Copy out each line that mentions the word "from".

——————

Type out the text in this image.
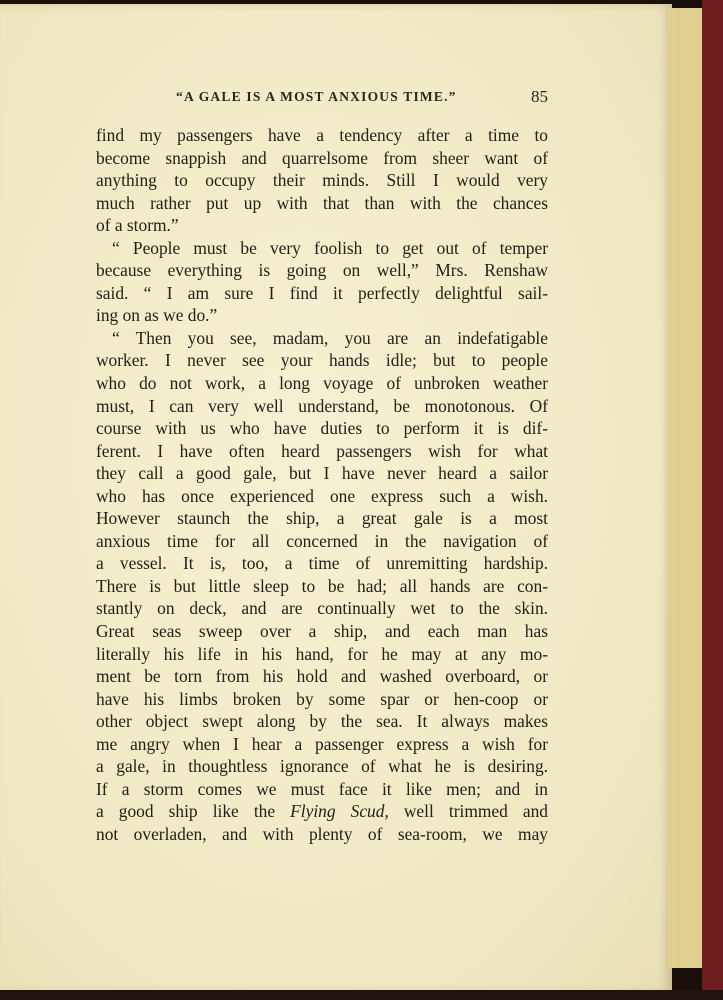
“A GALE IS A MOST ANXIOUS TIME.”	85
find my passengers have a tendency after a time to
become snappish and quarrelsome from sheer want of
anything to occupy their minds. Still I would very
much rather put up with that than with the chances
of a storm.”
“ People must be very foolish to get out of temper
because everything is going on well,” Mrs. Renshaw
said. “ I am sure I find it perfectly delightful sail-
ing on as we do.”
“ Then you see, madam, you are an indefatigable
worker. I never see your hands idle; but to people
who do not work, a long voyage of unbroken weather
must, I can very well understand, be monotonous. Of
course with us who have duties to perform it is dif-
ferent. I have often heard passengers wish for what
they call a good gale, but I have never heard a sailor
who has once experienced one express such a wish.
However staunch the ship, a great gale is a most
anxious time for all concerned in the navigation of
a vessel. It is, too, a time of unremitting hardship.
There is but little sleep to be had; all hands are con-
stantly on deck, and are continually wet to the skin.
Great seas sweep over a ship, and each man has
literally his life in his hand, for he may at any mo-
ment be torn from his hold and washed overboard, or
have his limbs broken by some spar or hen-coop or
other object swept along by the sea. It always makes
me angry when I hear a passenger express a wish for
a gale, in thoughtless ignorance of what he is desiring.
If a storm comes we must face it like men; and in
a good ship like the Flying Scud, well trimmed and
not overladen, and with plenty of sea-room, we may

——————

The solution.
become snappish and quarrelsome from sheer want of
ment be torn from his hold and washed overboard, or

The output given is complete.